Some records:
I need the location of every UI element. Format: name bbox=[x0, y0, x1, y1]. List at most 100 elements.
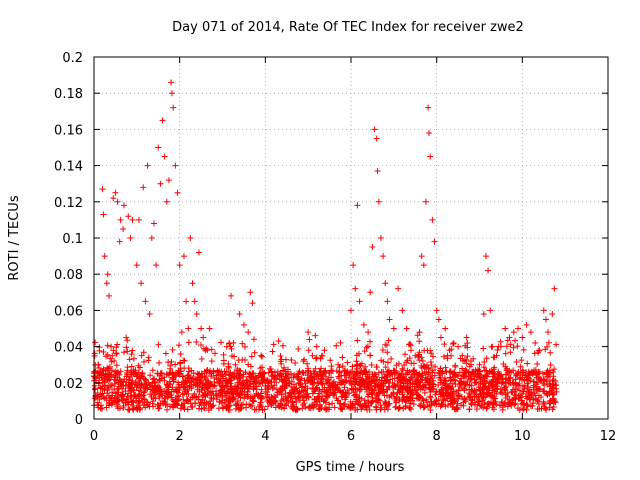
data-point bbox=[176, 262, 183, 269]
data-point bbox=[154, 385, 161, 392]
data-point bbox=[243, 377, 250, 384]
data-point bbox=[135, 387, 142, 394]
data-point bbox=[153, 262, 160, 269]
data-point bbox=[466, 393, 473, 400]
data-point bbox=[198, 406, 205, 413]
data-point bbox=[169, 384, 176, 391]
data-point bbox=[364, 373, 371, 380]
data-point bbox=[446, 347, 453, 354]
data-point bbox=[365, 391, 372, 398]
data-point bbox=[170, 388, 177, 395]
data-point bbox=[441, 375, 448, 382]
data-point bbox=[277, 400, 284, 407]
data-point bbox=[164, 382, 171, 389]
data-point bbox=[196, 376, 203, 383]
data-point bbox=[258, 386, 265, 393]
y-tick-label: 0.06 bbox=[54, 304, 83, 319]
data-point bbox=[195, 249, 202, 256]
data-point bbox=[243, 383, 250, 390]
data-point bbox=[257, 380, 264, 387]
data-point bbox=[514, 405, 521, 412]
data-point bbox=[224, 379, 231, 386]
data-point bbox=[490, 354, 497, 361]
data-point bbox=[141, 396, 148, 403]
data-point bbox=[545, 339, 552, 346]
data-point bbox=[226, 372, 233, 379]
data-point bbox=[339, 363, 346, 370]
data-point bbox=[117, 368, 124, 375]
data-point bbox=[120, 382, 127, 389]
data-point bbox=[504, 389, 511, 396]
data-point bbox=[356, 401, 363, 408]
data-point bbox=[318, 365, 325, 372]
data-point bbox=[329, 368, 336, 375]
data-point bbox=[373, 363, 380, 370]
data-point bbox=[498, 380, 505, 387]
data-point bbox=[552, 378, 559, 385]
data-point bbox=[458, 393, 465, 400]
data-point bbox=[491, 364, 498, 371]
data-point bbox=[264, 403, 271, 410]
data-point bbox=[278, 391, 285, 398]
data-point bbox=[451, 377, 458, 384]
data-point bbox=[506, 334, 513, 341]
data-point bbox=[427, 394, 434, 401]
data-point bbox=[245, 329, 252, 336]
data-point bbox=[541, 403, 548, 410]
data-point bbox=[125, 213, 132, 220]
data-point bbox=[205, 388, 212, 395]
data-point bbox=[234, 390, 241, 397]
data-point bbox=[467, 376, 474, 383]
data-point bbox=[471, 376, 478, 383]
data-point bbox=[318, 352, 325, 359]
data-point bbox=[416, 329, 423, 336]
data-point bbox=[476, 398, 483, 405]
data-point bbox=[195, 371, 202, 378]
data-point bbox=[400, 374, 407, 381]
data-point bbox=[108, 343, 115, 350]
data-point bbox=[246, 380, 253, 387]
data-point bbox=[354, 202, 361, 209]
data-point bbox=[368, 361, 375, 368]
data-point bbox=[170, 374, 177, 381]
data-point bbox=[465, 394, 472, 401]
data-point bbox=[173, 400, 180, 407]
data-point bbox=[495, 368, 502, 375]
data-point bbox=[312, 365, 319, 372]
data-point bbox=[518, 397, 525, 404]
data-point bbox=[235, 404, 242, 411]
data-point bbox=[513, 358, 520, 365]
data-point bbox=[472, 370, 479, 377]
data-point bbox=[543, 390, 550, 397]
data-point bbox=[95, 380, 102, 387]
data-point bbox=[365, 329, 372, 336]
data-point bbox=[396, 404, 403, 411]
data-point bbox=[366, 368, 373, 375]
data-point bbox=[208, 373, 215, 380]
data-point bbox=[377, 235, 384, 241]
data-point bbox=[488, 381, 495, 388]
data-point bbox=[99, 377, 106, 384]
data-point bbox=[420, 397, 427, 404]
data-point bbox=[106, 363, 113, 370]
data-point bbox=[225, 401, 232, 408]
data-point bbox=[219, 371, 226, 378]
data-point bbox=[406, 404, 413, 411]
data-point bbox=[481, 380, 488, 387]
data-point bbox=[490, 394, 497, 401]
data-point bbox=[308, 372, 315, 379]
y-tick-label: 0.12 bbox=[54, 196, 83, 211]
data-point bbox=[156, 376, 163, 383]
data-point bbox=[96, 365, 103, 372]
data-point bbox=[454, 400, 461, 407]
data-point bbox=[299, 384, 306, 391]
data-point bbox=[507, 375, 514, 382]
data-point bbox=[158, 370, 165, 377]
data-point bbox=[113, 362, 120, 369]
data-point bbox=[520, 346, 527, 353]
data-point bbox=[295, 345, 302, 352]
data-point bbox=[253, 383, 260, 390]
data-point bbox=[249, 402, 256, 409]
data-point bbox=[372, 371, 379, 378]
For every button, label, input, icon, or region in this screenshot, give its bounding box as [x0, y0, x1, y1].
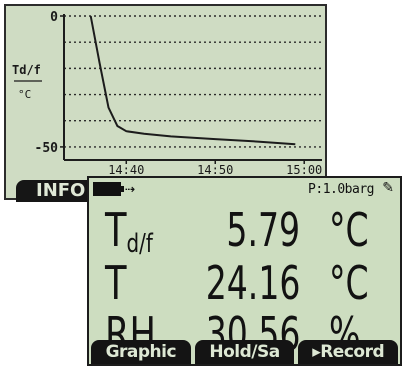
chart-series-line — [89, 15, 296, 146]
hold-save-softkey[interactable]: Hold/Sa — [194, 340, 295, 364]
x-tick-label: 14:50 — [197, 163, 233, 177]
info-softkey[interactable]: INFO — [16, 180, 94, 202]
trend-graph-screen: Td/f °C 0 -50 14:40 14:50 15:00 — [4, 4, 327, 200]
pressure-setting: P:1.0barg — [308, 182, 374, 197]
connection-icon: ⇢ — [125, 179, 136, 199]
graphic-softkey[interactable]: Graphic — [91, 340, 191, 364]
battery-icon — [93, 182, 121, 196]
reading-row-dewpoint: Td/f 5.79 °C — [89, 203, 400, 259]
y-tick-label: 0 — [50, 10, 58, 25]
chart-grid — [64, 15, 322, 148]
softkey-bar: Graphic Hold/Sa ▸Record — [89, 340, 400, 364]
y-axis-unit: °C — [18, 88, 31, 101]
reading-value: 5.79 — [226, 203, 300, 257]
y-axis-label: Td/f — [12, 63, 41, 77]
reading-unit: °C — [329, 203, 369, 257]
status-bar: ⇢ P:1.0barg ✎ — [89, 178, 400, 202]
x-tick-label: 15:00 — [286, 163, 322, 177]
record-softkey[interactable]: ▸Record — [298, 340, 399, 364]
x-tick-labels: 14:40 14:50 15:00 — [108, 160, 322, 177]
battery-terminal — [121, 186, 124, 192]
reading-value: 24.16 — [205, 256, 300, 310]
reading-row-temperature: T 24.16 °C — [89, 257, 400, 309]
readings-screen: ⇢ P:1.0barg ✎ Td/f 5.79 °C T 24.16 °C RH… — [87, 176, 402, 366]
reading-label: T — [105, 256, 127, 310]
y-tick-labels: 0 -50 — [35, 10, 64, 156]
trend-chart: Td/f °C 0 -50 14:40 14:50 15:00 — [12, 10, 322, 177]
y-tick-label: -50 — [35, 141, 59, 156]
reading-unit: °C — [329, 256, 369, 310]
edit-pen-icon: ✎ — [382, 180, 394, 196]
reading-label: Td/f — [105, 203, 153, 259]
x-tick-label: 14:40 — [108, 163, 144, 177]
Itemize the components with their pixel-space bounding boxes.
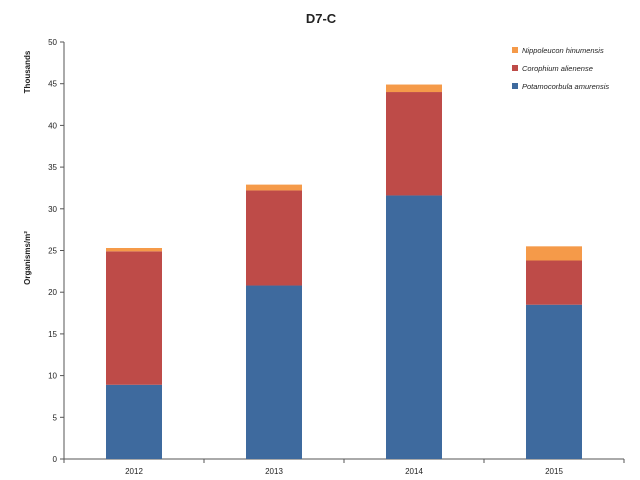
y-tick-label: 25 bbox=[48, 247, 57, 256]
x-tick-label: 2012 bbox=[125, 467, 143, 476]
x-tick-label: 2015 bbox=[545, 467, 563, 476]
bar-segment bbox=[106, 247, 162, 252]
y-tick-label: 45 bbox=[48, 80, 57, 89]
legend-swatch bbox=[512, 83, 518, 89]
legend-swatch bbox=[512, 65, 518, 71]
bar-segment bbox=[106, 251, 162, 385]
bar-segment bbox=[526, 260, 582, 305]
legend-label: Nippoleucon hinumensis bbox=[522, 46, 604, 55]
bar-segment bbox=[386, 195, 442, 459]
bar-segment bbox=[246, 285, 302, 459]
y-tick-label: 20 bbox=[48, 288, 57, 297]
bar-segment bbox=[386, 84, 442, 93]
bar-segment bbox=[106, 384, 162, 459]
plot-area: 0 5 10 15 20 25 30 35 40 45 50 2012 2013 2014 2015 bbox=[48, 38, 625, 476]
y-tick-label: 40 bbox=[48, 121, 57, 130]
bar-segment bbox=[386, 92, 442, 196]
y-tick-label: 0 bbox=[53, 455, 58, 464]
bar-segment bbox=[246, 184, 302, 191]
y-tick-label: 30 bbox=[48, 205, 57, 214]
units-label: Thousands bbox=[23, 50, 32, 93]
legend-swatch bbox=[512, 47, 518, 53]
y-tick-label: 50 bbox=[48, 38, 57, 47]
legend-label: Potamocorbula amurensis bbox=[522, 82, 609, 91]
y-tick-label: 5 bbox=[53, 413, 58, 422]
y-tick-label: 10 bbox=[48, 372, 57, 381]
x-tick-label: 2014 bbox=[405, 467, 423, 476]
bar-segment bbox=[526, 246, 582, 261]
x-tick-label: 2013 bbox=[265, 467, 283, 476]
y-tick-label: 15 bbox=[48, 330, 57, 339]
legend-label: Corophium alienense bbox=[522, 64, 593, 73]
chart-title: D7-C bbox=[306, 11, 337, 26]
bar-segment bbox=[246, 190, 302, 286]
y-axis-label: Organisms/m² bbox=[23, 231, 32, 285]
y-tick-label: 35 bbox=[48, 163, 57, 172]
legend: Nippoleucon hinumensis Corophium alienens… bbox=[512, 46, 609, 91]
bar-segment bbox=[526, 304, 582, 459]
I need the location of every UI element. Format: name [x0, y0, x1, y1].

THE TASK: How many lines in the entries above contain the string "Hold"? Reply with the number alone.

ANSWER TO THE EXERCISE: 2